REQUIREMENT ▸ Write out the whole listing again, exactly as given.

Saved entries ▸
▬▬▬▬▬▬▬▬▬▬

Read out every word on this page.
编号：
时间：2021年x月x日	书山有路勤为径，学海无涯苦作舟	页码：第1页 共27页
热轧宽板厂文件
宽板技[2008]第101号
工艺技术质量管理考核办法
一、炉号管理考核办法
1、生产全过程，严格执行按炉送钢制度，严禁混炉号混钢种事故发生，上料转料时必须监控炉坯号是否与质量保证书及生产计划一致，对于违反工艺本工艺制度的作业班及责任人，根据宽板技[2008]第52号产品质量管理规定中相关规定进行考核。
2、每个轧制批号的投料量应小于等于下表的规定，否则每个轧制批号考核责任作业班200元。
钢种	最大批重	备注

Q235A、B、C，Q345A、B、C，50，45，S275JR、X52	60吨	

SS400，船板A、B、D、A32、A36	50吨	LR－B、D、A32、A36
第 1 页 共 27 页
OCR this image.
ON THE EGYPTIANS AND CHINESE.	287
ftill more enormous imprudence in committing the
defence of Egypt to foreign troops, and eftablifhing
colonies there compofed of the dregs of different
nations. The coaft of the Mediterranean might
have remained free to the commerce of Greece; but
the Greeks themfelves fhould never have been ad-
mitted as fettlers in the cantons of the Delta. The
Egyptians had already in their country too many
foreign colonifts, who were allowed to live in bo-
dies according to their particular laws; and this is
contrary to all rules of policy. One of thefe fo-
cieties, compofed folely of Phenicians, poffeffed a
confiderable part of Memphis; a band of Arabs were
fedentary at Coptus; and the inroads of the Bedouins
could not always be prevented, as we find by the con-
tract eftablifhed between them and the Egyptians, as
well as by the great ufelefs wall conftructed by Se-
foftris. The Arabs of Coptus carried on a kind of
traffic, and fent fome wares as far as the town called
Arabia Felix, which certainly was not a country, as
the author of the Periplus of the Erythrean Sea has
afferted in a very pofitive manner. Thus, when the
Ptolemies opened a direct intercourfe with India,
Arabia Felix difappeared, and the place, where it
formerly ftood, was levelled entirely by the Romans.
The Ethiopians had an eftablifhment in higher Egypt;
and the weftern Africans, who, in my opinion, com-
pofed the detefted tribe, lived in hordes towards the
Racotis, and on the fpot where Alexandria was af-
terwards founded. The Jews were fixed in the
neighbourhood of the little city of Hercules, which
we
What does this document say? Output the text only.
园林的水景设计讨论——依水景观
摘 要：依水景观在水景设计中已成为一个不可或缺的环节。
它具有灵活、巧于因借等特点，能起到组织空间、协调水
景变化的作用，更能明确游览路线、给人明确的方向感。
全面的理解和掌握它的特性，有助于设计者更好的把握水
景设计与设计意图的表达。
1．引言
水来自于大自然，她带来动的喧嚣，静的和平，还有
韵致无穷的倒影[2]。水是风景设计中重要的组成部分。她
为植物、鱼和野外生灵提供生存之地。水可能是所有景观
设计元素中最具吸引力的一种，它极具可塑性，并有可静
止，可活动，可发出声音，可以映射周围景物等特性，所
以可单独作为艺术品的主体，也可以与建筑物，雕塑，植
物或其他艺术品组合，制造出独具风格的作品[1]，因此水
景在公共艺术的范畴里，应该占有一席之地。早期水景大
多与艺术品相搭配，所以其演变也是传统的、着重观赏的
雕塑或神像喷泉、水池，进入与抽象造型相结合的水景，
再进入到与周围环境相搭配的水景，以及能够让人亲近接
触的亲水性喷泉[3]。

▬▬▬▬▬▬▬▬▬▬

TASK ANSWER ▸
Read out every word on this page.
编号：
时间：2021年x月x日	书山有路勤为径，学海无涯苦作舟	页码：第1页 共27页
热轧宽板厂文件
宽板技[2008]第101号
工艺技术质量管理考核办法
一、炉号管理考核办法
1、生产全过程，严格执行按炉送钢制度，严禁混炉号混钢种事故发生，上料转料时必须监控炉坯号是否与质量保证书及生产计划一致，对于违反工艺本工艺制度的作业班及责任人，根据宽板技[2008]第52号产品质量管理规定中相关规定进行考核。
2、每个轧制批号的投料量应小于等于下表的规定，否则每个轧制批号考核责任作业班200元。
钢种	最大批重	备注

Q235A、B、C，Q345A、B、C，50，45，S275JR、X52	60吨	

SS400，船板A、B、D、A32、A36	50吨	LR－B、D、A32、A36
第 1 页 共 27 页
OCR this image.
ON THE EGYPTIANS AND CHINESE.	287
ftill more enormous imprudence in committing the
defence of Egypt to foreign troops, and eftablifhing
colonies there compofed of the dregs of different
nations. The coaft of the Mediterranean might
have remained free to the commerce of Greece; but
the Greeks themfelves fhould never have been ad-
mitted as fettlers in the cantons of the Delta. The
Egyptians had already in their country too many
foreign colonifts, who were allowed to live in bo-
dies according to their particular laws; and this is
contrary to all rules of policy. One of thefe fo-
cieties, compofed folely of Phenicians, poffeffed a
confiderable part of Memphis; a band of Arabs were
fedentary at Coptus; and the inroads of the Bedouins
could not always be prevented, as we find by the con-
tract eftablifhed between them and the Egyptians, as
well as by the great ufelefs wall conftructed by Se-
foftris. The Arabs of Coptus carried on a kind of
traffic, and fent fome wares as far as the town called
Arabia Felix, which certainly was not a country, as
the author of the Periplus of the Erythrean Sea has
afferted in a very pofitive manner. Thus, when the
Ptolemies opened a direct intercourfe with India,
Arabia Felix difappeared, and the place, where it
formerly ftood, was levelled entirely by the Romans.
The Ethiopians had an eftablifhment in higher Egypt;
and the weftern Africans, who, in my opinion, com-
pofed the detefted tribe, lived in hordes towards the
Racotis, and on the fpot where Alexandria was af-
terwards founded. The Jews were fixed in the
neighbourhood of the little city of Hercules, which
we
What does this document say? Output the text only.
园林的水景设计讨论——依水景观
摘 要：依水景观在水景设计中已成为一个不可或缺的环节。
它具有灵活、巧于因借等特点，能起到组织空间、协调水
景变化的作用，更能明确游览路线、给人明确的方向感。
全面的理解和掌握它的特性，有助于设计者更好的把握水
景设计与设计意图的表达。
1．引言
水来自于大自然，她带来动的喧嚣，静的和平，还有
韵致无穷的倒影[2]。水是风景设计中重要的组成部分。她
为植物、鱼和野外生灵提供生存之地。水可能是所有景观
设计元素中最具吸引力的一种，它极具可塑性，并有可静
止，可活动，可发出声音，可以映射周围景物等特性，所
以可单独作为艺术品的主体，也可以与建筑物，雕塑，植
物或其他艺术品组合，制造出独具风格的作品[1]，因此水
景在公共艺术的范畴里，应该占有一席之地。早期水景大
多与艺术品相搭配，所以其演变也是传统的、着重观赏的
雕塑或神像喷泉、水池，进入与抽象造型相结合的水景，
再进入到与周围环境相搭配的水景，以及能够让人亲近接
触的亲水性喷泉[3]。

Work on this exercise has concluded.